PROBLEM TO WORK ON
Find the lines that hold "配合县委中心工作". Report only how many there are.

Dataset records:
###
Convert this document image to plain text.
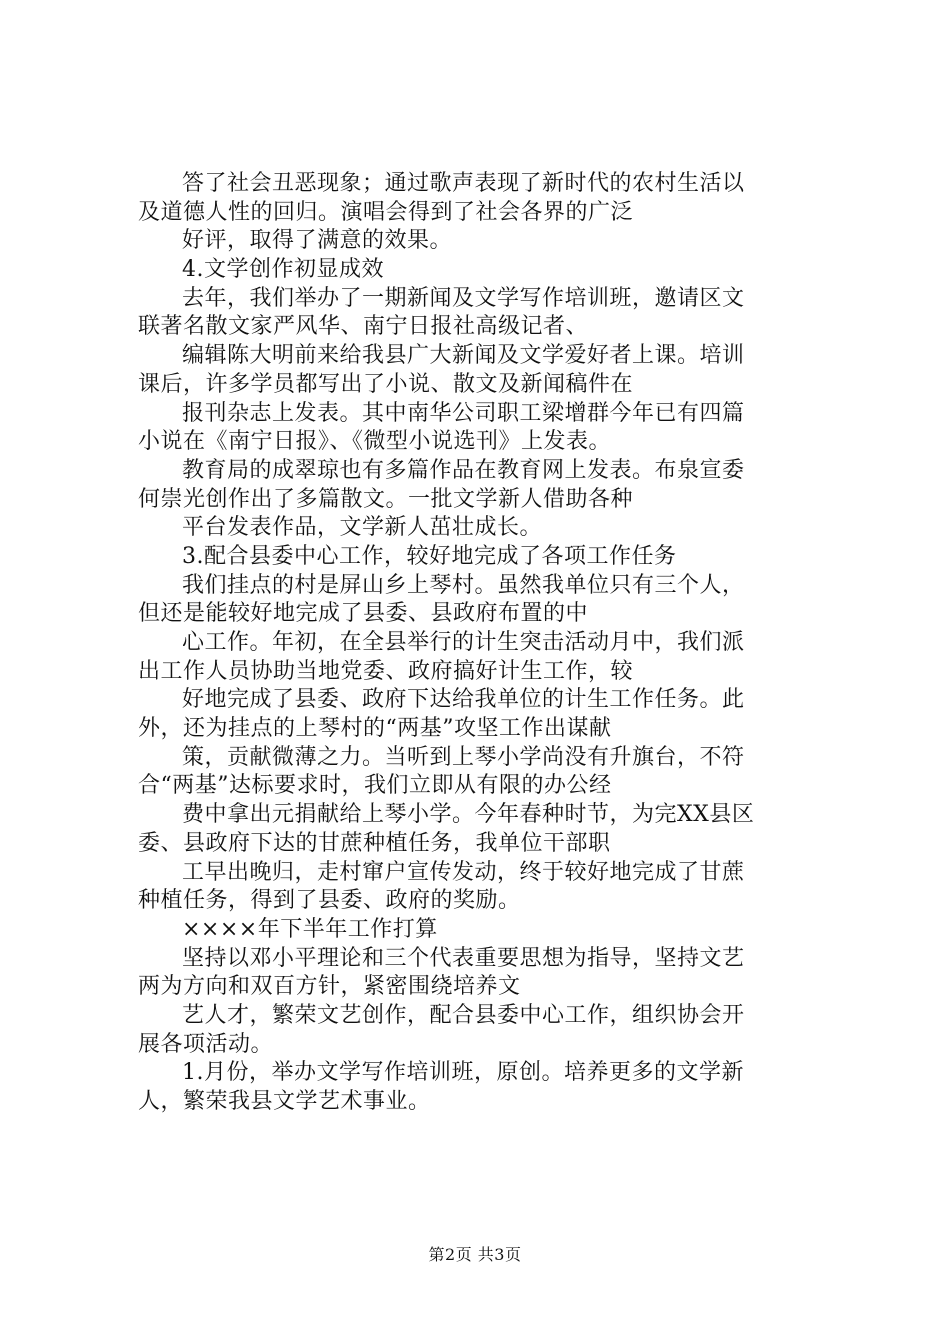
答了社会丑恶现象；通过歌声表现了新时代的农村生活以
及道德人性的回归。演唱会得到了社会各界的广泛
好评，取得了满意的效果。
4.文学创作初显成效
去年，我们举办了一期新闻及文学写作培训班，邀请区文
联著名散文家严风华、南宁日报社高级记者、
编辑陈大明前来给我县广大新闻及文学爱好者上课。培训
课后，许多学员都写出了小说、散文及新闻稿件在
报刊杂志上发表。其中南华公司职工梁增群今年已有四篇
小说在《南宁日报》、《微型小说选刊》上发表。
教育局的成翠琼也有多篇作品在教育网上发表。布泉宣委
何崇光创作出了多篇散文。一批文学新人借助各种
平台发表作品，文学新人茁壮成长。
3.配合县委中心工作，较好地完成了各项工作任务
我们挂点的村是屏山乡上琴村。虽然我单位只有三个人，
但还是能较好地完成了县委、县政府布置的中
心工作。年初，在全县举行的计生突击活动月中，我们派
出工作人员协助当地党委、政府搞好计生工作，较
好地完成了县委、政府下达给我单位的计生工作任务。此
外，还为挂点的上琴村的“两基”攻坚工作出谋献
策，贡献微薄之力。当听到上琴小学尚没有升旗台，不符
合“两基”达标要求时，我们立即从有限的办公经
费中拿出元捐献给上琴小学。今年春种时节，为完XX县区
委、县政府下达的甘蔗种植任务，我单位干部职
工早出晚归，走村窜户宣传发动，终于较好地完成了甘蔗
种植任务，得到了县委、政府的奖励。
××××年下半年工作打算
坚持以邓小平理论和三个代表重要思想为指导，坚持文艺
两为方向和双百方针，紧密围绕培养文
艺人才，繁荣文艺创作，配合县委中心工作，组织协会开
展各项活动。
1.月份，举办文学写作培训班，原创。培养更多的文学新
人，繁荣我县文学艺术事业。
第2页 共3页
###
TASK ANSWER
2